> **WHAT THE TASK ASKS**:
Collect each line of the records containing the string "card".

— START OF TASK INPUT —

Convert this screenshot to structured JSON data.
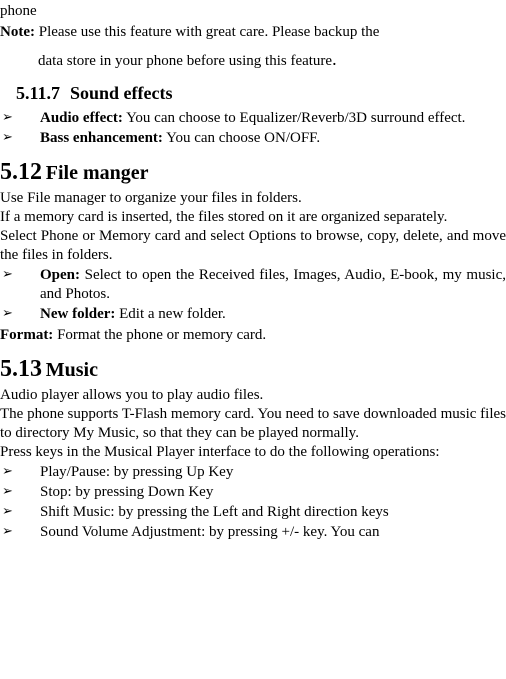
{
  "top": {
    "phone": "phone",
    "note_label": "Note:",
    "note_text_line1": " Please use this feature with great care. Please backup the",
    "note_text_line2": "data store in your phone before using this feature",
    "dot": "."
  },
  "sec_5_11_7": {
    "num": "5.11.7",
    "title": "Sound effects",
    "items": [
      {
        "label": "Audio effect:",
        "text": " You can choose to Equalizer/Reverb/3D surround effect."
      },
      {
        "label": "Bass enhancement:",
        "text": " You can choose ON/OFF."
      }
    ]
  },
  "sec_5_12": {
    "num": "5.12",
    "title": "File manger",
    "p1": "Use File manager to organize your files in folders.",
    "p2": "If a memory card is inserted, the files stored on it are organized separately.",
    "p3": "Select Phone or Memory card and select Options to browse, copy, delete, and move the files in folders.",
    "items": [
      {
        "label": "Open:",
        "text": " Select to open the Received files, Images, Audio, E-book, my music, and Photos."
      },
      {
        "label": "New folder:",
        "text": " Edit a new folder."
      }
    ],
    "format_label": "Format:",
    "format_text": " Format the phone or memory card."
  },
  "sec_5_13": {
    "num": "5.13",
    "title": "Music",
    "p1": "Audio player allows you to play audio files.",
    "p2": "The phone supports T-Flash memory card. You need to save downloaded music files to directory My Music, so that they can be played normally.",
    "p3": "Press keys in the Musical Player interface to do the following operations:",
    "items": [
      {
        "text": "Play/Pause: by pressing Up Key"
      },
      {
        "text": "Stop: by pressing Down Key"
      },
      {
        "text": "Shift Music: by pressing the Left and Right direction keys"
      },
      {
        "text": "Sound Volume Adjustment: by pressing +/- key. You can"
      }
    ]
  }
}
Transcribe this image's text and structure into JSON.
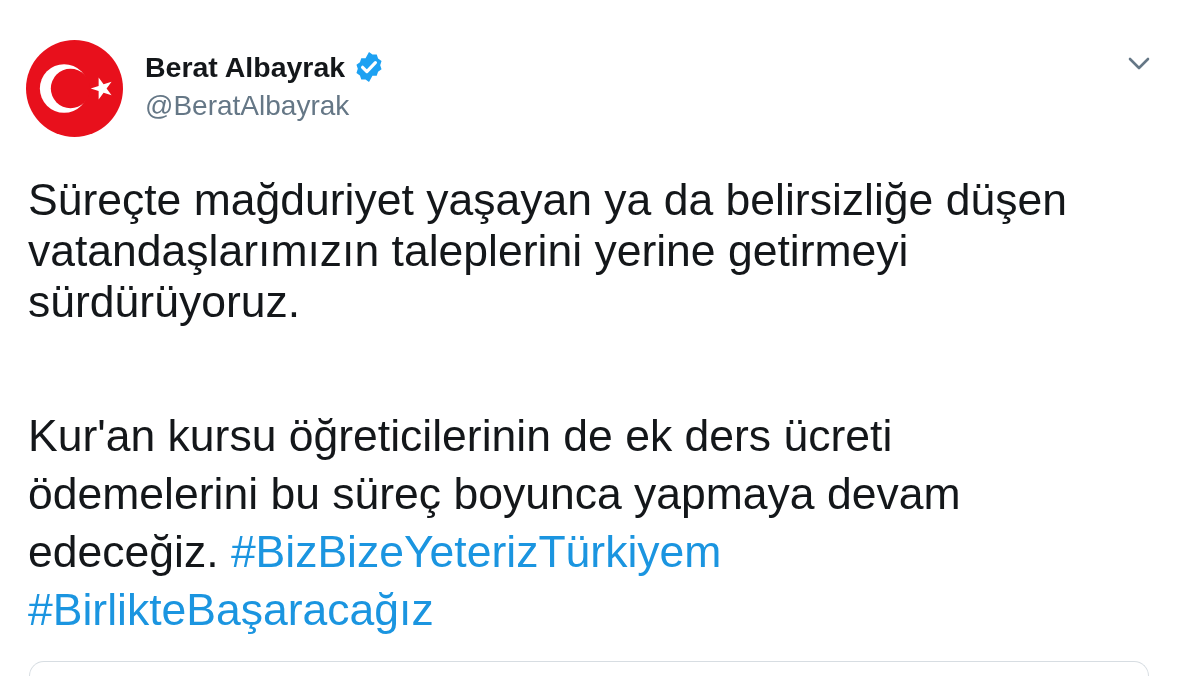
{
  "tweet": {
    "author": {
      "name": "Berat Albayrak",
      "verified": true,
      "handle": "@BeratAlbayrak"
    },
    "paragraphs": [
      [
        {
          "kind": "text",
          "text": "Süreçte mağduriyet yaşayan ya da belirsizliğe düşen vatandaşlarımızın taleplerini yerine getirmeyi sürdürüyoruz."
        }
      ],
      [
        {
          "kind": "text",
          "text": "Kur'an kursu öğreticilerinin de ek ders ücreti ödemelerini bu süreç boyunca yapmaya devam edeceğiz."
        },
        {
          "kind": "hashtag",
          "text": "#BizBizeYeterizTürkiyem"
        },
        {
          "kind": "hashtag",
          "text": "#BirlikteBaşaracağız"
        }
      ]
    ]
  }
}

— END OF TASK INPUT —

> **EXPECTED ANSWER**:
    "p2": "If a memory card is inserted, the files stored on it are organized separately.",
    "p3": "Select Phone or Memory card and select Options to browse, copy, delete, and move the files in folders.",
    "format_text": " Format the phone or memory card."
    "p2": "The phone supports T-Flash memory card. You need to save downloaded music files to directory My Music, so that they can be played normally.",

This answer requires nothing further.